» TASK DIRECTIONS: Find every line below that contains the word "जयदत" and copy it out.
***
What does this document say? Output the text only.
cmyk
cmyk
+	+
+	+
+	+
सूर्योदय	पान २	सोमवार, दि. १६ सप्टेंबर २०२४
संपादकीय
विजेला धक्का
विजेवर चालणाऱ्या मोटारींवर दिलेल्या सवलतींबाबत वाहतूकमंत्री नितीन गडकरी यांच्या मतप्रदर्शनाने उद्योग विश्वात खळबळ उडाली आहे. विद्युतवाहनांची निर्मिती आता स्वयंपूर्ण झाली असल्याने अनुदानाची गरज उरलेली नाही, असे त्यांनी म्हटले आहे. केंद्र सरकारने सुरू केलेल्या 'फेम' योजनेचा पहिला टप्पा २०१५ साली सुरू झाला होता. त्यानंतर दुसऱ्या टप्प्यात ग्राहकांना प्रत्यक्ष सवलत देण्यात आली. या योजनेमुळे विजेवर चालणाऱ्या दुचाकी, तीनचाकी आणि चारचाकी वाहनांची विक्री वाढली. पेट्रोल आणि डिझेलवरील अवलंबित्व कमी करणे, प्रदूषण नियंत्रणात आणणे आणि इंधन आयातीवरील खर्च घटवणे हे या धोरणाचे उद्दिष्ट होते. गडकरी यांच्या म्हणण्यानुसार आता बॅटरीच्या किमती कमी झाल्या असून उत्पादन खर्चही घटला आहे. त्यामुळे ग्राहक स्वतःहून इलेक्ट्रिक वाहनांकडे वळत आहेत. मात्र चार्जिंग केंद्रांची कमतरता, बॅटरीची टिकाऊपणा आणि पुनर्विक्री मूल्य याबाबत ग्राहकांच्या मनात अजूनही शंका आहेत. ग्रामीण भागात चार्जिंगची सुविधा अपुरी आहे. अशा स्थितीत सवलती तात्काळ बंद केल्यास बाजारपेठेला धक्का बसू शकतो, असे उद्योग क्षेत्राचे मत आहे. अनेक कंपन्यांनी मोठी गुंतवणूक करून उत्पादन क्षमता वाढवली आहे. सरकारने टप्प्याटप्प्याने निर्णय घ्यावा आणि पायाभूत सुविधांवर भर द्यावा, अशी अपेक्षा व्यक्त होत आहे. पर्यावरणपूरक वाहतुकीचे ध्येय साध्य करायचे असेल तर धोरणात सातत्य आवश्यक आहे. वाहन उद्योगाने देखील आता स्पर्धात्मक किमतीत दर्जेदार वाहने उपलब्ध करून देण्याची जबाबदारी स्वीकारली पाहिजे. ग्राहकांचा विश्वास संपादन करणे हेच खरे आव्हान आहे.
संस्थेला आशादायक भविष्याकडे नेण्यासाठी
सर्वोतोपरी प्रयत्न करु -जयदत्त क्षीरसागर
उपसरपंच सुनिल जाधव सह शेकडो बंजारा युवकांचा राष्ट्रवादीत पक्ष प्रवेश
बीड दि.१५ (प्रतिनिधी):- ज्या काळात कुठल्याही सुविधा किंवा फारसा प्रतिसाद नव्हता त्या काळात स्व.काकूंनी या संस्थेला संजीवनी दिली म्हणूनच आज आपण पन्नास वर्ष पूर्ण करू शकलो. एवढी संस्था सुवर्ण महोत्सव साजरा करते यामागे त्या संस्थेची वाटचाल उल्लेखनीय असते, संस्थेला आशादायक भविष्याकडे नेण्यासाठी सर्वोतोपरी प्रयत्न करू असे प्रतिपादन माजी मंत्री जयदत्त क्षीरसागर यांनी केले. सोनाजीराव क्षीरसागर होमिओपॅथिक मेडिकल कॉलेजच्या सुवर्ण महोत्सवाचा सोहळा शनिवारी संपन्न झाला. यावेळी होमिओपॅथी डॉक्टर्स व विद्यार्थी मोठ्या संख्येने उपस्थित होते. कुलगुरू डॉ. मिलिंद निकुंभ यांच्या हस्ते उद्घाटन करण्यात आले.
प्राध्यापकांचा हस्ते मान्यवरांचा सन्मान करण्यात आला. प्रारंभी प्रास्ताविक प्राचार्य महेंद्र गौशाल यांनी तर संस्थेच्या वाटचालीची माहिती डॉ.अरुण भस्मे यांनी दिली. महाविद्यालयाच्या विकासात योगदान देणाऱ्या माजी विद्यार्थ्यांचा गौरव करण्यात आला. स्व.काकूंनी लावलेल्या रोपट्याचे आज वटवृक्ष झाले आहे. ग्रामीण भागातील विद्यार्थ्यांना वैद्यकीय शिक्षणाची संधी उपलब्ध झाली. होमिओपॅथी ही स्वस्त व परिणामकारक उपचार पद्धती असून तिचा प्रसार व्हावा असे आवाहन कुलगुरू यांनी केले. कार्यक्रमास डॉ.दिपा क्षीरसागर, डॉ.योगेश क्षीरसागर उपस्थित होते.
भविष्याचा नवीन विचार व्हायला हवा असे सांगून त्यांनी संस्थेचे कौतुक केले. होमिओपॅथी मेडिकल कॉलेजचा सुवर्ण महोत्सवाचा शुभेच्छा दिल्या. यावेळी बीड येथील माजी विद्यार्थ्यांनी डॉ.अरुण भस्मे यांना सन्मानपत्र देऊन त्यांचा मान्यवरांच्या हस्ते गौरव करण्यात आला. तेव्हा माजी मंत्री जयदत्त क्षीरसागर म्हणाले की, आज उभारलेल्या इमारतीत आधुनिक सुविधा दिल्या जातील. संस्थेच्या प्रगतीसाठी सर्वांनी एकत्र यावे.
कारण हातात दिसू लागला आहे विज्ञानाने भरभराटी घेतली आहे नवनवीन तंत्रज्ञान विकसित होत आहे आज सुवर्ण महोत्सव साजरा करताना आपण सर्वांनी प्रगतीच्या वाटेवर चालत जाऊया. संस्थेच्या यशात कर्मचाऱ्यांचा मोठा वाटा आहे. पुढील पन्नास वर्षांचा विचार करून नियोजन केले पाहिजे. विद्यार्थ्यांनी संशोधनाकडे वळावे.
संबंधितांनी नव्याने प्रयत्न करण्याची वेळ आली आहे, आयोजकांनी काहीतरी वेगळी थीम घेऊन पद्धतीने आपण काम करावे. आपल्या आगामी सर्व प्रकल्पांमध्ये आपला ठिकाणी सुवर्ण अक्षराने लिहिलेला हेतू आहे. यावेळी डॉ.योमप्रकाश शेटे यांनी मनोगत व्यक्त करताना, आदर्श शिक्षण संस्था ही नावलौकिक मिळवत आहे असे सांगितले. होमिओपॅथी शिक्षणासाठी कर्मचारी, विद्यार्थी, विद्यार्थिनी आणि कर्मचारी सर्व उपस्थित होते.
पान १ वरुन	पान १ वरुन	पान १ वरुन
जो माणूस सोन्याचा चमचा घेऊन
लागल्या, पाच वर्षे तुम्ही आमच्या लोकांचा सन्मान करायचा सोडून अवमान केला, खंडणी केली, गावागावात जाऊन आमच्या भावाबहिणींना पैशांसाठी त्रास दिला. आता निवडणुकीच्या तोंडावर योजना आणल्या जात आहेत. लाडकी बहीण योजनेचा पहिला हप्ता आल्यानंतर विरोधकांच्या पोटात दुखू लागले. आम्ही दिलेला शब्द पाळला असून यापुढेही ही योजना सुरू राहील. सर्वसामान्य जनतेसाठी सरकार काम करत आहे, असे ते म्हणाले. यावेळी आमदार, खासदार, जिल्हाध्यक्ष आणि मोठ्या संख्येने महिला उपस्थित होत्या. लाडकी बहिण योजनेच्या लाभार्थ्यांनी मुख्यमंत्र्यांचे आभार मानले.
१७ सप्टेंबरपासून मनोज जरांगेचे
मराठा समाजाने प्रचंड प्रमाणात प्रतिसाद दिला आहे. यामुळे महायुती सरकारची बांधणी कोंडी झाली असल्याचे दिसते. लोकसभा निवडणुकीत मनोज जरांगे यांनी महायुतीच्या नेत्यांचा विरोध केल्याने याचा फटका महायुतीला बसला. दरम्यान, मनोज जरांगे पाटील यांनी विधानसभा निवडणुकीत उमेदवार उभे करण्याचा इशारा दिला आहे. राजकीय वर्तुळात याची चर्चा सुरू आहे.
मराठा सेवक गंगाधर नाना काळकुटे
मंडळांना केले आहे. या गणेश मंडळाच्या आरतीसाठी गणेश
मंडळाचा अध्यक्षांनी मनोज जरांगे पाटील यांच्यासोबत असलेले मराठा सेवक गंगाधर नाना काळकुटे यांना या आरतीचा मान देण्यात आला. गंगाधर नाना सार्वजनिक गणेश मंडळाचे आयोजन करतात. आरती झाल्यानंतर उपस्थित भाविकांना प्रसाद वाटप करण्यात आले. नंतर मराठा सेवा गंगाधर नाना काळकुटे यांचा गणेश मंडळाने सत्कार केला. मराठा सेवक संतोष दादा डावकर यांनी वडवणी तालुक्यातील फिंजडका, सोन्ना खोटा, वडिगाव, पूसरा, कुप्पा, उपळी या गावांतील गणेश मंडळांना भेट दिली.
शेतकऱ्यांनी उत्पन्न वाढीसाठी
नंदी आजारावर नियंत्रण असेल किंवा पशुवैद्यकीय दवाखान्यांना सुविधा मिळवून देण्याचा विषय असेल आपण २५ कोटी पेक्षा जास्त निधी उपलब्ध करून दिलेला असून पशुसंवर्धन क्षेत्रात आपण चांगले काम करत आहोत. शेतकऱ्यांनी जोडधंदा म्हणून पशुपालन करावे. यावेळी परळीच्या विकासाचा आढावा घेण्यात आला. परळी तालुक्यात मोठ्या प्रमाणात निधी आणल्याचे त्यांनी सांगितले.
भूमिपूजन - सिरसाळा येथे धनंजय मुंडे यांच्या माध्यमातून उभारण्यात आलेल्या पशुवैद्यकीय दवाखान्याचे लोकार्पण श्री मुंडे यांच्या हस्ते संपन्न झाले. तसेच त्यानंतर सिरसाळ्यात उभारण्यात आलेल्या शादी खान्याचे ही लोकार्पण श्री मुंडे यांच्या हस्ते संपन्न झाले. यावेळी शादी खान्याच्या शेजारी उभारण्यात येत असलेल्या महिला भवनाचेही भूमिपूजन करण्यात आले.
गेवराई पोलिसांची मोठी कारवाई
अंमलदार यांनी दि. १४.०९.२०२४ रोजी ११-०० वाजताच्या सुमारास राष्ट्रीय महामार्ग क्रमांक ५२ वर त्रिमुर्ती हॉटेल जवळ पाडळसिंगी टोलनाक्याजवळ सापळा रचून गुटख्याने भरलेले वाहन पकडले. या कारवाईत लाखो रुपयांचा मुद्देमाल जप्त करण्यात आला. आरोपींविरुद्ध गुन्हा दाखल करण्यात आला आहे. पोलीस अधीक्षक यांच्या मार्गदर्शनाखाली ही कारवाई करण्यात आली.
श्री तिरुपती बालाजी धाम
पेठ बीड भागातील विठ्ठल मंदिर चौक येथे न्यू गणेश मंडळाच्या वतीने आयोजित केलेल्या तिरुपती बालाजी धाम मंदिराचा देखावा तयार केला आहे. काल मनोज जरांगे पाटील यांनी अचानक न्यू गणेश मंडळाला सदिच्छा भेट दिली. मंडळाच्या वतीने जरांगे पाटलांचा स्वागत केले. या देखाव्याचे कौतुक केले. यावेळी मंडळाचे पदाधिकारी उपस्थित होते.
***
» THE COMPLETED TASK:
सर्वोतोपरी प्रयत्न करु -जयदत्त क्षीरसागर
बीड दि.१५ (प्रतिनिधी):- ज्या काळात कुठल्याही सुविधा किंवा फारसा प्रतिसाद नव्हता त्या काळात स्व.काकूंनी या संस्थेला संजीवनी दिली म्हणूनच आज आपण पन्नास वर्ष पूर्ण करू शकलो. एवढी संस्था सुवर्ण महोत्सव साजरा करते यामागे त्या संस्थेची वाटचाल उल्लेखनीय असते, संस्थेला आशादायक भविष्याकडे नेण्यासाठी सर्वोतोपरी प्रयत्न करू असे प्रतिपादन माजी मंत्री जयदत्त क्षीरसागर यांनी केले. सोनाजीराव क्षीरसागर होमिओपॅथिक मेडिकल कॉलेजच्या सुवर्ण महोत्सवाचा सोहळा शनिवारी संपन्न झाला. यावेळी होमिओपॅथी डॉक्टर्स व विद्यार्थी मोठ्या संख्येने उपस्थित होते. कुलगुरू डॉ. मिलिंद निकुंभ यांच्या हस्ते उद्घाटन करण्यात आले.
भविष्याचा नवीन विचार व्हायला हवा असे सांगून त्यांनी संस्थेचे कौतुक केले. होमिओपॅथी मेडिकल कॉलेजचा सुवर्ण महोत्सवाचा शुभेच्छा दिल्या. यावेळी बीड येथील माजी विद्यार्थ्यांनी डॉ.अरुण भस्मे यांना सन्मानपत्र देऊन त्यांचा मान्यवरांच्या हस्ते गौरव करण्यात आला. तेव्हा माजी मंत्री जयदत्त क्षीरसागर म्हणाले की, आज उभारलेल्या इमारतीत आधुनिक सुविधा दिल्या जातील. संस्थेच्या प्रगतीसाठी सर्वांनी एकत्र यावे.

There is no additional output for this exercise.